**Исходный текст:**

*****

Мне кажется, что предтечи этой сборки — перформативные практики и всевозможные акции. Неслучайно Электротеатр, как театр полноты, открыт всем художественным эстетическим, гражданским, социальным бурлениям времени. И возникают проекты, которые я в меру моих сил и художественного темперамента осуществляю здесь. В ноябре я выпустил два спектакля — часть огромного проекта «Пиноккио».
— Какими качествами должен обладать режиссер, чтобы работать в этом театре?
— На мой взгляд, самое главное для режиссера — фантазия, воображение. И умение эту фантазию превращать в реальность.
— Вы много лет преподаете. В чем особенности вашей Мастерской индивидуальной режиссуры? Можете ли вы, прослушав абитуриента, сказать, будет он режиссером или нет?
— Я не беру на себя функции Господа Бога. Моя педагогика построена на доверии к стремлению человека. Ведь дар или талант выражается в стремлении человека к чему-то. Я поддерживаю это стремление и дарование, если оно располагается в цивилизованных рамках. Снабжаю учеников знаниями и инструментарием, которым владею, или могу привлечь людей, мне во многом противоположных, но способных отдать собственный инструментарий. И в первую очередь рассчитываю на то, что в человеке потихонечку проклюнется его уникальное художественное сознание и дальше он пойдет своим путем — путем своей судьбы.
— Чем обучение в вашей Мастерской индивидуальной режиссуры (МИР) отличается от обучения в театральном вузе?
— В ГИТИСе студент попадает к мастеру, который обучает его самому себе. Это похоже на восточный тип обучения: ученик должен на время отодвинуть все свои представления, стать медиумом и имитатором своего учителя. Закончив обучение, он постепенно находит индивидуальный путь. В европейских театральных школах студенту дается информация. И учитель, как эксперт, раскрывает ракурсы этой информации и проверяет на экзаменах, сумел ли студент ее получить. Мастерская индивидуальной режиссуры — третий путь. В ней не ученик становится медиумом своего учителя, а учитель становится медиумом своего ученика. Учитель, принимая на себя потенциал ученика, помогает ему раскрыться, снабжая всеми возможностями взаимодействия с существующим миром технологий и всеми представлениями о театре. Это совсем другой путь, тоже очень сложный, он требует даже более интенсивной работы, но на выходе мы получаем не имитаторов Бориса Юхананова и не адептов Юханановского театра, а невероятно разнообразных художников, творческих людей.
Если говорить о моем опыте, МИР-1 я собрал осенью 1988 года, сейчас я веду набор в МИР-6, еще у меня был еще курс в ГИТИСе и «ЛабораТОРИЯ». Среди семи или восьми поколений учеников есть очень разные люди. Одни возглавляли развлекательное ТВ в России — по сути, выдающиеся продюсеры. Другие занимаются театром: например, Влад Троицкий создал на Украине удивительный театр «Дах». То есть, главное, помочь человеку раскрыться, проявить себя.

*****

**Блок данных:**
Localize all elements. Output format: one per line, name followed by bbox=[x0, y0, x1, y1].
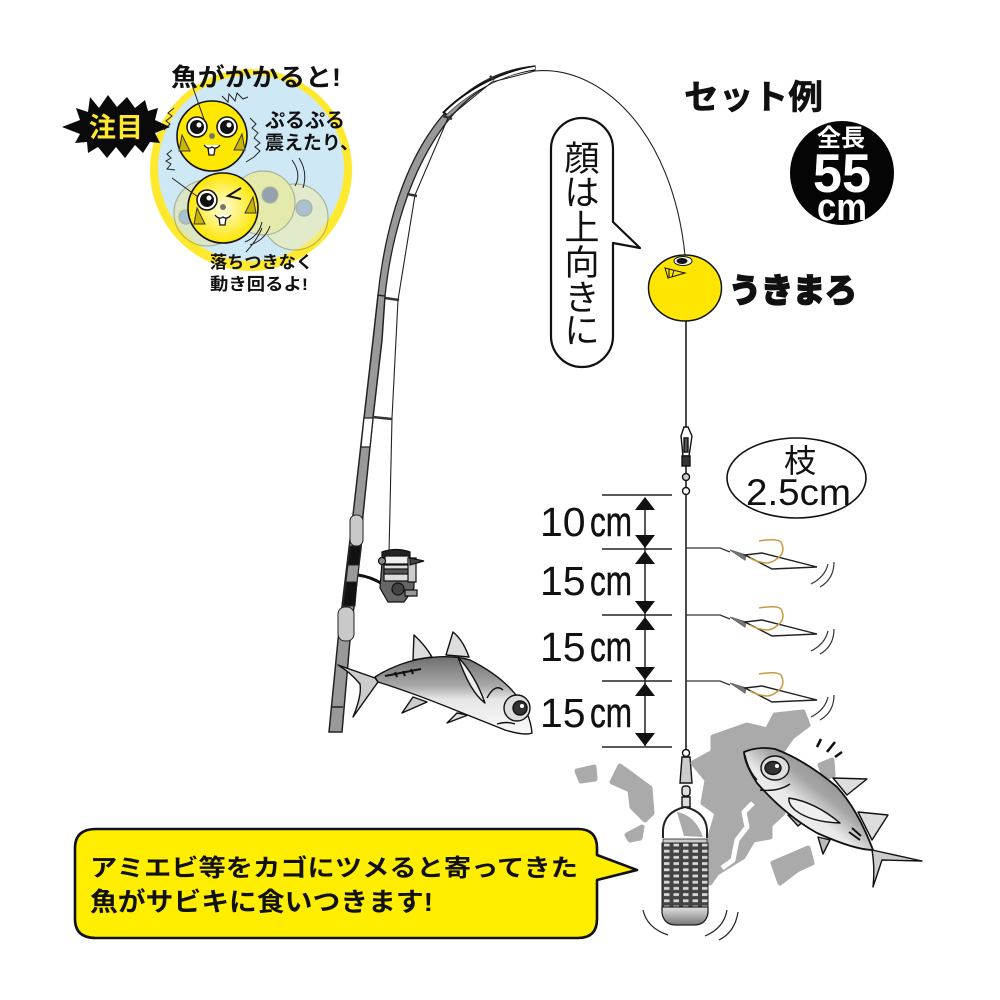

*****

**Задания:**
#1 Когда, согласно тексту о Мастерской индивидуальной режиссуры, был собран МИР-1?
#2 Изложите текст о Мастерской индивидуальной режиссуры в двух предложениях.
#3 Продолжите, пожалуйста, текст о Мастерской индивидуальной режиссуры, начиная сразу после его последнего предложения.

**Ответы:**
#1 Осенью 1988 года.

#2 Главным для режиссера названы фантазия и умение превращать ее в реальность, а педагогика Мастерской индивидуальной режиссуры построена на доверии к стремлению человека. В отличие от ГИТИСа и европейских театральных школ, в Мастерской учитель становится медиумом своего ученика, и на выходе получаются не имитаторы мастера, а невероятно разнообразные художники.

#3
— В Электротеатре почти месяц показывали «Опыты неадаптивного театра» — работы ваших учеников. Они были интересны только театральным людям? Или обычным зрителям тоже?
— Их смотрели очень разные зрители. В основном молодежь, ведь ей интересен процесс становления в театре, но и не только. Сегодня к нам приходит зритель, совершенно не связанный общим социокультурным единством; наш зритель, к счастью, не отформатирован. И спектакли смотрит не масса, а ансамбль индивидуальностей.
— Если бы вам пришлось выбирать зрителей, как набирают актеров, какого зрителя бы вы выбрали?
— Много лет назад, в разговоре с Ромео Кастеллуччи, я сформулировал образ идеального зрителя, связанный с моим внутренними мистическими ощущениями. Однажды я смотрел свой спектакль, на котором не было ни одного зрителя, кроме меня, но я чувствовал, что зал переполнен, в нем просто аншлаг. И вдруг я понял, что скамьи зала наполнили театральные духи. Люди, которые настолько любили театр и так чисто и полноценно его воспринимали, что превратились в призраков, до сих пор наполняющих театральные залы. И театр, оказавшись в таком облаке любви и внимания, поразительным образом раскрывается.
— Что вам сейчас нравится в современном театре — и как зрителю, и как режиссеру? Что бы вы рекомендовали посмотреть?
— Мне очень многое нравится. Я люблю театр и, когда у меня есть возможность, с удовольствием смотрю спектакли. Мне кажется, что сегодня в театральной Москве невероятное разнообразие имен, режиссеров и театральных домов. Не хочу выделять какие-то имена и плодить рознь, выстраивая иерархию. Могу только посоветовать ходить в разные театры и не ждать от них чего-то специально. Множество театров сегодня предлагают сложную работу по встрече с чем-то, не обязательно близким зрителю. Но если он будет эту работу осуществлять, с добрым отношением и свободным восприятием, он станет на путь превращения в театрального духа и будет радовать театр и самого себя.